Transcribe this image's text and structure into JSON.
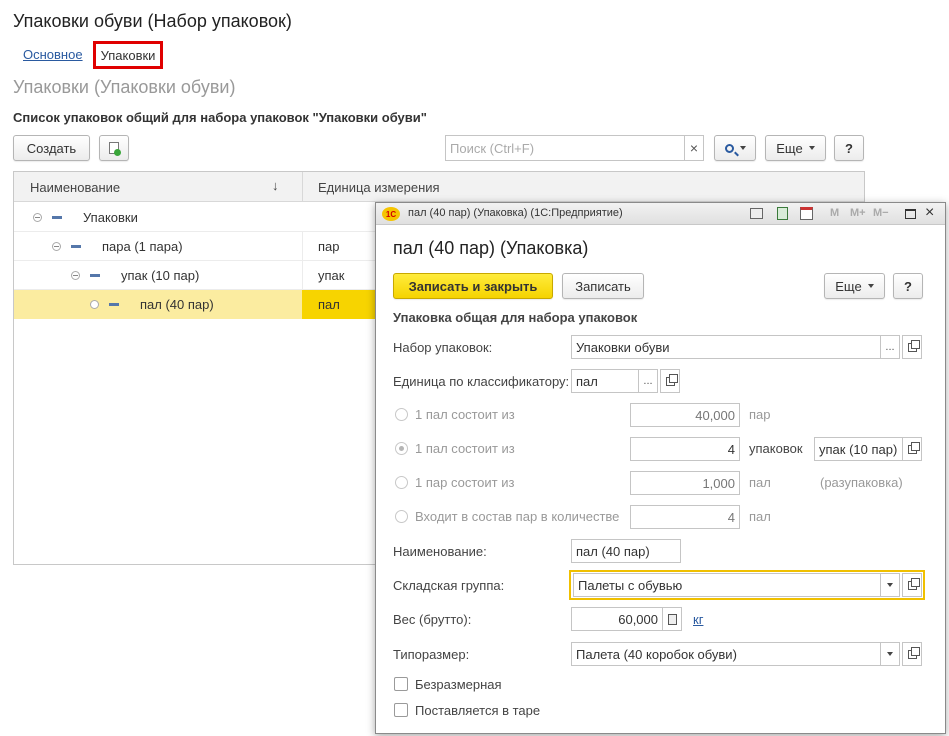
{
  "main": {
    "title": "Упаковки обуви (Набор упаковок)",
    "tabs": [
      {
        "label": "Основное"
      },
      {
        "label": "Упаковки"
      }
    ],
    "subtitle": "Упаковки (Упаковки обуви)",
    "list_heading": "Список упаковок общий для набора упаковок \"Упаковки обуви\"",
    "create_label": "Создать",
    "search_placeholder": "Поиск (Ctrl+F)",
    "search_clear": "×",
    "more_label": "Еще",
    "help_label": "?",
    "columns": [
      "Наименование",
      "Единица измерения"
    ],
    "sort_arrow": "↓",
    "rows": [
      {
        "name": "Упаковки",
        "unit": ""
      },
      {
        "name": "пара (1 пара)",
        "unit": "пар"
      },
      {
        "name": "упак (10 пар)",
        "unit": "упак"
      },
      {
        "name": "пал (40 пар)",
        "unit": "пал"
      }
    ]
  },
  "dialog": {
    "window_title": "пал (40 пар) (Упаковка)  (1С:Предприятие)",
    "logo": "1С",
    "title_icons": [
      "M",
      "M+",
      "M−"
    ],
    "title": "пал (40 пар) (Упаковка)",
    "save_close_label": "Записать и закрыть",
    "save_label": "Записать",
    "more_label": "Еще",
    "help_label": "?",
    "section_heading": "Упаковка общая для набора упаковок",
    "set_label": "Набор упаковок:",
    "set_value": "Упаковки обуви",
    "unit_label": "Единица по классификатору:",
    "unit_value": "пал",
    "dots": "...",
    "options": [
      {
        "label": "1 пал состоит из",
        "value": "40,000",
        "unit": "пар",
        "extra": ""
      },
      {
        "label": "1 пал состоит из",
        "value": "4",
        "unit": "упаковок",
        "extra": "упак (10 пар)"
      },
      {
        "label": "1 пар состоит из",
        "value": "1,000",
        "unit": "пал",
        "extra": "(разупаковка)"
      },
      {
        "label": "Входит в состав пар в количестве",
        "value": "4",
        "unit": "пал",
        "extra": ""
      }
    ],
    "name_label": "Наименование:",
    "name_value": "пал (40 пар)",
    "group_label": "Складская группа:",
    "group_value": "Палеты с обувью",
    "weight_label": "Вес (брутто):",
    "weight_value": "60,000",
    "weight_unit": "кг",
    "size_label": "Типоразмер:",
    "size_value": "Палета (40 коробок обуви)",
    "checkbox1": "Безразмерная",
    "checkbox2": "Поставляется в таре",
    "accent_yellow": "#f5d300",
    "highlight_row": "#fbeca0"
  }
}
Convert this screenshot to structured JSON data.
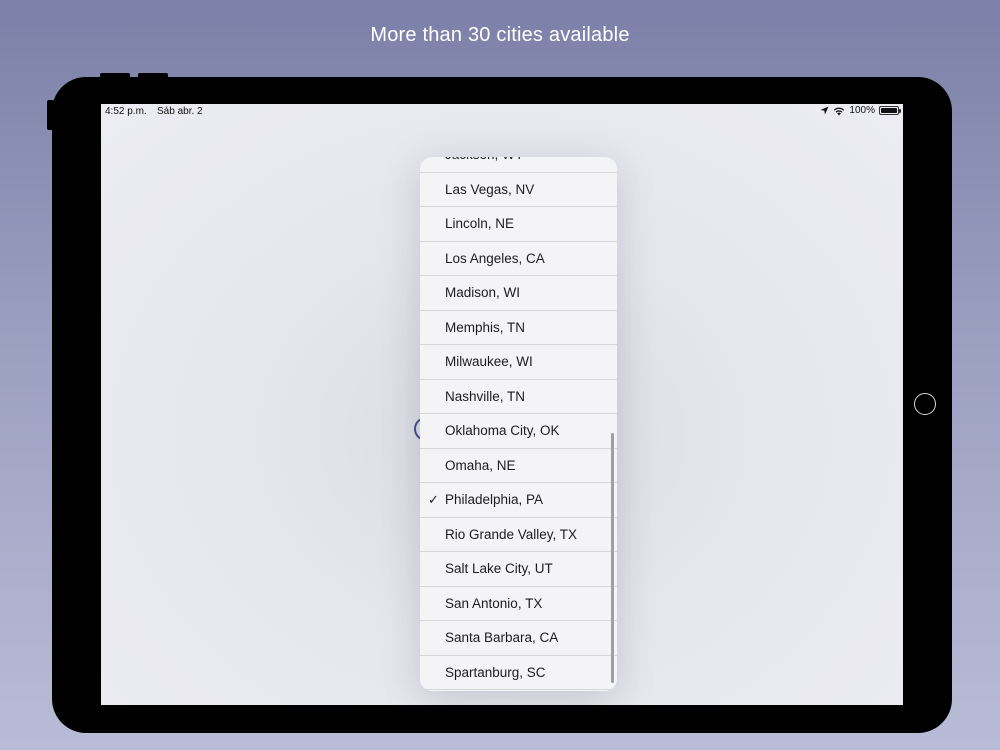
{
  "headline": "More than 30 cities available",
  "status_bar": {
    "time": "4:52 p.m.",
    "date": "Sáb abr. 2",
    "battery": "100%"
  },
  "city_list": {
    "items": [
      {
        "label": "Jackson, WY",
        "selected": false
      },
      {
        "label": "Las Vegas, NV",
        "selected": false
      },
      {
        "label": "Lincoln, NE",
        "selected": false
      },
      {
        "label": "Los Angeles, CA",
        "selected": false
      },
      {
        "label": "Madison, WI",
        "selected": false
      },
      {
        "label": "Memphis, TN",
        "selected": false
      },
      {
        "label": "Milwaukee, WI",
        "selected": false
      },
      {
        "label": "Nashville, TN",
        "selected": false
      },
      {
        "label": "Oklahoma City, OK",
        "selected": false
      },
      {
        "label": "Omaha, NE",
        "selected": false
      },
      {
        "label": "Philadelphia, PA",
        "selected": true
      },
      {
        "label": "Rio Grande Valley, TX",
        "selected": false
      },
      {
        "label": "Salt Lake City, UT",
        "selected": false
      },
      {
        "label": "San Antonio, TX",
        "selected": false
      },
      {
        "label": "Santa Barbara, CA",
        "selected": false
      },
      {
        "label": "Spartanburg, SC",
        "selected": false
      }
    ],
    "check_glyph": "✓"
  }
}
•••••
Return only the number of lines in the entries that contain the string "this".

=== Task output ===
2